What you have to do
In your copy, leave out the pictures and repeat the entries below exactly.

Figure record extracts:
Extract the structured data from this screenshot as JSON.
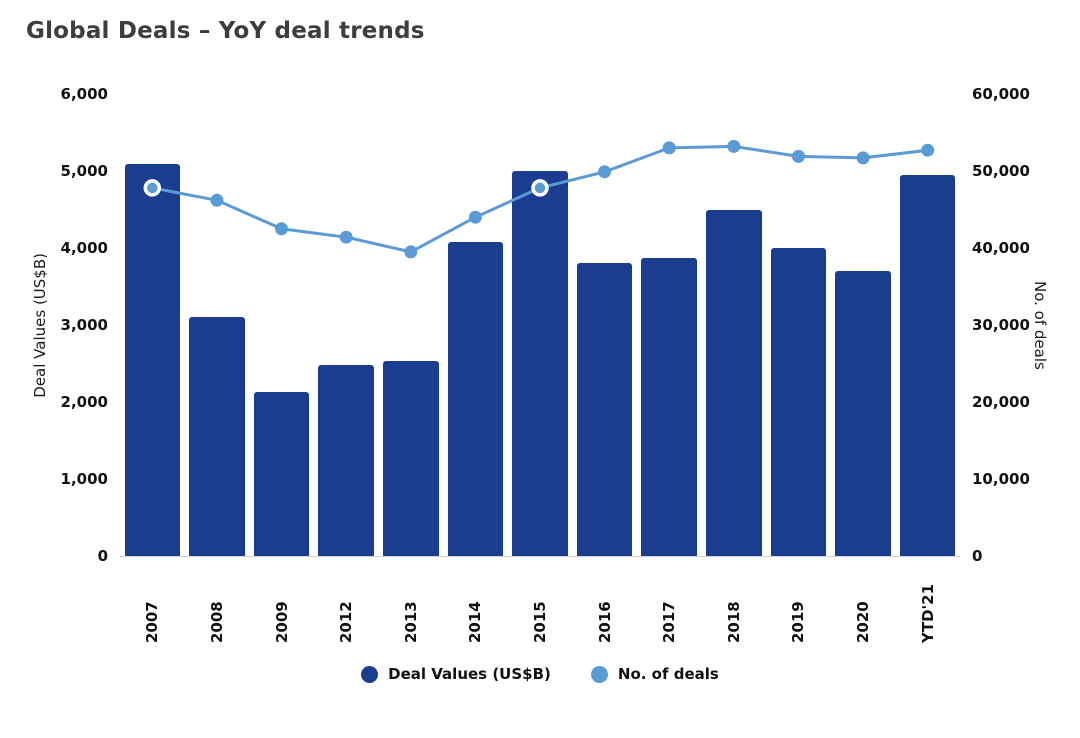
{
  "chart_data": {
    "type": "bar",
    "title": "Global Deals – YoY deal trends",
    "categories": [
      "2007",
      "2008",
      "2009",
      "2012",
      "2013",
      "2014",
      "2015",
      "2016",
      "2017",
      "2018",
      "2019",
      "2020",
      "YTD'21"
    ],
    "series": [
      {
        "name": "Deal Values (US$B)",
        "type": "bar",
        "axis": "left",
        "color": "#1b3d8f",
        "values": [
          5090,
          3100,
          2130,
          2480,
          2530,
          4080,
          5000,
          3800,
          3870,
          4490,
          4000,
          3700,
          4950
        ]
      },
      {
        "name": "No. of deals",
        "type": "line",
        "axis": "right",
        "color": "#5b9bd5",
        "values": [
          47800,
          46200,
          42500,
          41400,
          39500,
          44000,
          47800,
          49900,
          53000,
          53200,
          51900,
          51700,
          52700
        ],
        "highlight_indices": [
          0,
          6
        ]
      }
    ],
    "left_axis": {
      "label": "Deal Values (US$B)",
      "min": 0,
      "max": 6000,
      "ticks": [
        "0",
        "1,000",
        "2,000",
        "3,000",
        "4,000",
        "5,000",
        "6,000"
      ]
    },
    "right_axis": {
      "label": "No. of deals",
      "min": 0,
      "max": 60000,
      "ticks": [
        "0",
        "10,000",
        "20,000",
        "30,000",
        "40,000",
        "50,000",
        "60,000"
      ]
    },
    "legend_position": "bottom",
    "legend": [
      {
        "label": "Deal Values (US$B)",
        "color": "#1b3d8f"
      },
      {
        "label": "No. of deals",
        "color": "#5b9bd5"
      }
    ],
    "grid": false
  }
}
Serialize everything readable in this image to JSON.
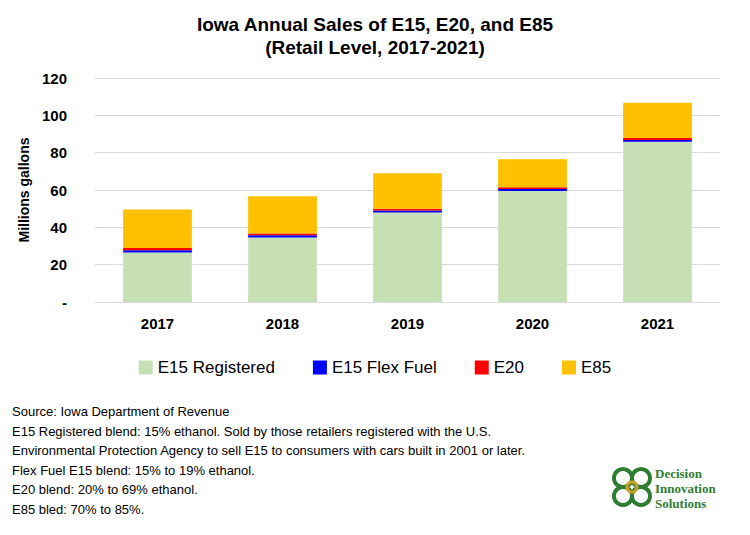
{
  "chart_data": {
    "type": "bar",
    "title": "Iowa Annual Sales of E15, E20, and E85",
    "subtitle": "(Retail Level, 2017-2021)",
    "y_label": "Millions gallons",
    "categories": [
      "2017",
      "2018",
      "2019",
      "2020",
      "2021"
    ],
    "series": [
      {
        "name": "E15 Registered",
        "color": "#c6e0b4",
        "values": [
          26.5,
          34.5,
          48,
          59.5,
          85.8
        ]
      },
      {
        "name": "E15 Flex Fuel",
        "color": "#0000ff",
        "values": [
          1.2,
          1.2,
          1.0,
          1.0,
          1.0
        ]
      },
      {
        "name": "E20",
        "color": "#ff0000",
        "values": [
          1.2,
          1.0,
          1.0,
          1.0,
          1.0
        ]
      },
      {
        "name": "E85",
        "color": "#ffc000",
        "values": [
          20.6,
          20.0,
          19.0,
          15.0,
          19.0
        ]
      }
    ],
    "stacked": true,
    "ylim": [
      0,
      120
    ],
    "yticks": [
      {
        "value": 0,
        "label": "-"
      },
      20,
      40,
      60,
      80,
      100,
      120
    ],
    "grid": true,
    "legend": "bottom",
    "annotations": [
      "Source: Iowa Department of Revenue",
      "E15 Registered blend: 15% ethanol. Sold by those retailers registered with the U.S.",
      "Environmental Protection Agency to sell E15 to consumers with cars built in 2001 or later.",
      "Flex Fuel E15 blend: 15% to 19% ethanol.",
      "E20 blend: 20% to 69% ethanol.",
      "E85 bled: 70% to 85%."
    ],
    "credit": [
      "Decision",
      "Innovation",
      "Solutions"
    ]
  }
}
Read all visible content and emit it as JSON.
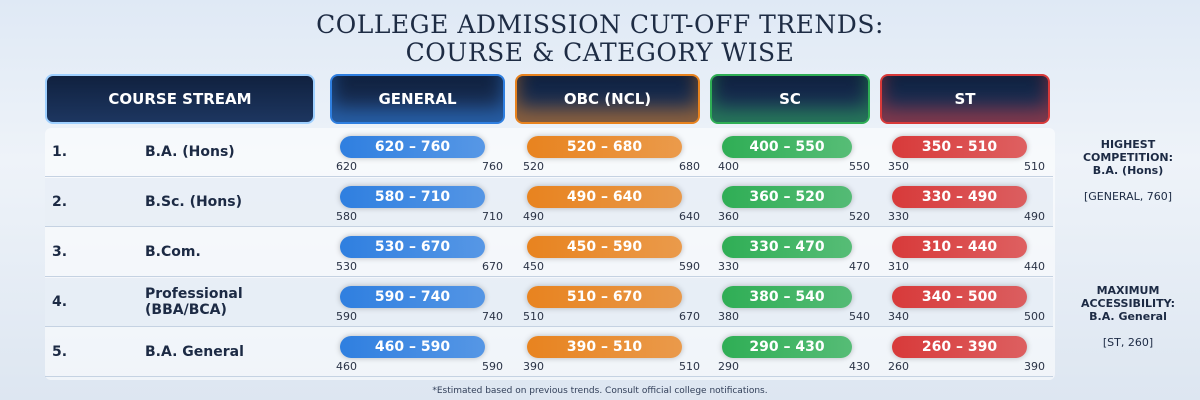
{
  "header": {
    "title_lines": [
      "COLLEGE ADMISSION CUT-OFF TRENDS:",
      "COURSE & CATEGORY WISE"
    ]
  },
  "table": {
    "columns": [
      {
        "label": "COURSE STREAM",
        "color": "#9fd0ff"
      },
      {
        "label": "GENERAL",
        "color": "#2f7fe0"
      },
      {
        "label": "OBC (NCL)",
        "color": "#e8831f"
      },
      {
        "label": "SC",
        "color": "#2fae55"
      },
      {
        "label": "ST",
        "color": "#d83a3a"
      }
    ],
    "rows": [
      {
        "number": "1.",
        "course": "B.A. (Hons)",
        "cells": [
          {
            "label": "620 – 760",
            "min": 620,
            "max": 760
          },
          {
            "label": "520 – 680",
            "min": 520,
            "max": 680
          },
          {
            "label": "400 – 550",
            "min": 400,
            "max": 550
          },
          {
            "label": "350 – 510",
            "min": 350,
            "max": 510
          }
        ]
      },
      {
        "number": "2.",
        "course": "B.Sc. (Hons)",
        "cells": [
          {
            "label": "580 – 710",
            "min": 580,
            "max": 710
          },
          {
            "label": "490 – 640",
            "min": 490,
            "max": 640
          },
          {
            "label": "360 – 520",
            "min": 360,
            "max": 520
          },
          {
            "label": "330 – 490",
            "min": 330,
            "max": 490
          }
        ]
      },
      {
        "number": "3.",
        "course": "B.Com.",
        "cells": [
          {
            "label": "530 – 670",
            "min": 530,
            "max": 670
          },
          {
            "label": "450 – 590",
            "min": 450,
            "max": 590
          },
          {
            "label": "330 – 470",
            "min": 330,
            "max": 470
          },
          {
            "label": "310 – 440",
            "min": 310,
            "max": 440
          }
        ]
      },
      {
        "number": "4.",
        "course": "Professional (BBA/BCA)",
        "cells": [
          {
            "label": "590 – 740",
            "min": 590,
            "max": 740
          },
          {
            "label": "510 – 670",
            "min": 510,
            "max": 670
          },
          {
            "label": "380 – 540",
            "min": 380,
            "max": 540
          },
          {
            "label": "340 – 500",
            "min": 340,
            "max": 500
          }
        ]
      },
      {
        "number": "5.",
        "course": "B.A. General",
        "cells": [
          {
            "label": "460 – 590",
            "min": 460,
            "max": 590
          },
          {
            "label": "390 – 510",
            "min": 390,
            "max": 510
          },
          {
            "label": "290 – 430",
            "min": 290,
            "max": 430
          },
          {
            "label": "260 – 390",
            "min": 260,
            "max": 390
          }
        ]
      }
    ]
  },
  "notes": [
    {
      "heading": "HIGHEST COMPETITION:",
      "course": "B.A. (Hons)",
      "detail": "[GENERAL, 760]"
    },
    {
      "heading": "MAXIMUM ACCESSIBILITY:",
      "course": "B.A. General",
      "detail": "[ST, 260]"
    }
  ],
  "footnote": "*Estimated based on previous trends. Consult official college notifications."
}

Complete response
Extract the structured data from this screenshot as JSON.
{
  "chart_data": {
    "type": "bar",
    "title": "Global Deals – YoY deal trends",
    "categories": [
      "2007",
      "2008",
      "2009",
      "2012",
      "2013",
      "2014",
      "2015",
      "2016",
      "2017",
      "2018",
      "2019",
      "2020",
      "YTD'21"
    ],
    "series": [
      {
        "name": "Deal Values (US$B)",
        "type": "bar",
        "axis": "left",
        "color": "#1b3d8f",
        "values": [
          5090,
          3100,
          2130,
          2480,
          2530,
          4080,
          5000,
          3800,
          3870,
          4490,
          4000,
          3700,
          4950
        ]
      },
      {
        "name": "No. of deals",
        "type": "line",
        "axis": "right",
        "color": "#5b9bd5",
        "values": [
          47800,
          46200,
          42500,
          41400,
          39500,
          44000,
          47800,
          49900,
          53000,
          53200,
          51900,
          51700,
          52700
        ],
        "highlight_indices": [
          0,
          6
        ]
      }
    ],
    "left_axis": {
      "label": "Deal Values (US$B)",
      "min": 0,
      "max": 6000,
      "ticks": [
        "0",
        "1,000",
        "2,000",
        "3,000",
        "4,000",
        "5,000",
        "6,000"
      ]
    },
    "right_axis": {
      "label": "No. of deals",
      "min": 0,
      "max": 60000,
      "ticks": [
        "0",
        "10,000",
        "20,000",
        "30,000",
        "40,000",
        "50,000",
        "60,000"
      ]
    },
    "legend_position": "bottom",
    "legend": [
      {
        "label": "Deal Values (US$B)",
        "color": "#1b3d8f"
      },
      {
        "label": "No. of deals",
        "color": "#5b9bd5"
      }
    ],
    "grid": false
  }
}
Serialize everything readable in this image to JSON.
{
  "chart_data": {
    "type": "bar",
    "title": "Iowa Annual Sales of E15, E20, and E85",
    "subtitle": "(Retail Level, 2017-2021)",
    "y_label": "Millions gallons",
    "categories": [
      "2017",
      "2018",
      "2019",
      "2020",
      "2021"
    ],
    "series": [
      {
        "name": "E15 Registered",
        "color": "#c6e0b4",
        "values": [
          26.5,
          34.5,
          48,
          59.5,
          85.8
        ]
      },
      {
        "name": "E15 Flex Fuel",
        "color": "#0000ff",
        "values": [
          1.2,
          1.2,
          1.0,
          1.0,
          1.0
        ]
      },
      {
        "name": "E20",
        "color": "#ff0000",
        "values": [
          1.2,
          1.0,
          1.0,
          1.0,
          1.0
        ]
      },
      {
        "name": "E85",
        "color": "#ffc000",
        "values": [
          20.6,
          20.0,
          19.0,
          15.0,
          19.0
        ]
      }
    ],
    "stacked": true,
    "ylim": [
      0,
      120
    ],
    "yticks": [
      {
        "value": 0,
        "label": "-"
      },
      20,
      40,
      60,
      80,
      100,
      120
    ],
    "grid": true,
    "legend": "bottom",
    "annotations": [
      "Source: Iowa Department of Revenue",
      "E15 Registered blend: 15% ethanol. Sold by those retailers registered with the U.S.",
      "Environmental Protection Agency to sell E15 to consumers with cars built in 2001 or later.",
      "Flex Fuel E15 blend: 15% to 19% ethanol.",
      "E20 blend: 20% to 69% ethanol.",
      "E85 bled: 70% to 85%."
    ],
    "credit": [
      "Decision",
      "Innovation",
      "Solutions"
    ]
  }
}
Read all visible content and emit it as JSON.
{
  "header": {
    "title_lines": [
      "COLLEGE ADMISSION CUT-OFF TRENDS:",
      "COURSE & CATEGORY WISE"
    ]
  },
  "table": {
    "columns": [
      {
        "label": "COURSE STREAM",
        "color": "#9fd0ff"
      },
      {
        "label": "GENERAL",
        "color": "#2f7fe0"
      },
      {
        "label": "OBC (NCL)",
        "color": "#e8831f"
      },
      {
        "label": "SC",
        "color": "#2fae55"
      },
      {
        "label": "ST",
        "color": "#d83a3a"
      }
    ],
    "rows": [
      {
        "number": "1.",
        "course": "B.A. (Hons)",
        "cells": [
          {
            "label": "620 – 760",
            "min": 620,
            "max": 760
          },
          {
            "label": "520 – 680",
            "min": 520,
            "max": 680
          },
          {
            "label": "400 – 550",
            "min": 400,
            "max": 550
          },
          {
            "label": "350 – 510",
            "min": 350,
            "max": 510
          }
        ]
      },
      {
        "number": "2.",
        "course": "B.Sc. (Hons)",
        "cells": [
          {
            "label": "580 – 710",
            "min": 580,
            "max": 710
          },
          {
            "label": "490 – 640",
            "min": 490,
            "max": 640
          },
          {
            "label": "360 – 520",
            "min": 360,
            "max": 520
          },
          {
            "label": "330 – 490",
            "min": 330,
            "max": 490
          }
        ]
      },
      {
        "number": "3.",
        "course": "B.Com.",
        "cells": [
          {
            "label": "530 – 670",
            "min": 530,
            "max": 670
          },
          {
            "label": "450 – 590",
            "min": 450,
            "max": 590
          },
          {
            "label": "330 – 470",
            "min": 330,
            "max": 470
          },
          {
            "label": "310 – 440",
            "min": 310,
            "max": 440
          }
        ]
      },
      {
        "number": "4.",
        "course": "Professional (BBA/BCA)",
        "cells": [
          {
            "label": "590 – 740",
            "min": 590,
            "max": 740
          },
          {
            "label": "510 – 670",
            "min": 510,
            "max": 670
          },
          {
            "label": "380 – 540",
            "min": 380,
            "max": 540
          },
          {
            "label": "340 – 500",
            "min": 340,
            "max": 500
          }
        ]
      },
      {
        "number": "5.",
        "course": "B.A. General",
        "cells": [
          {
            "label": "460 – 590",
            "min": 460,
            "max": 590
          },
          {
            "label": "390 – 510",
            "min": 390,
            "max": 510
          },
          {
            "label": "290 – 430",
            "min": 290,
            "max": 430
          },
          {
            "label": "260 – 390",
            "min": 260,
            "max": 390
          }
        ]
      }
    ]
  },
  "notes": [
    {
      "heading": "HIGHEST COMPETITION:",
      "course": "B.A. (Hons)",
      "detail": "[GENERAL, 760]"
    },
    {
      "heading": "MAXIMUM ACCESSIBILITY:",
      "course": "B.A. General",
      "detail": "[ST, 260]"
    }
  ],
  "footnote": "*Estimated based on previous trends. Consult official college notifications."
}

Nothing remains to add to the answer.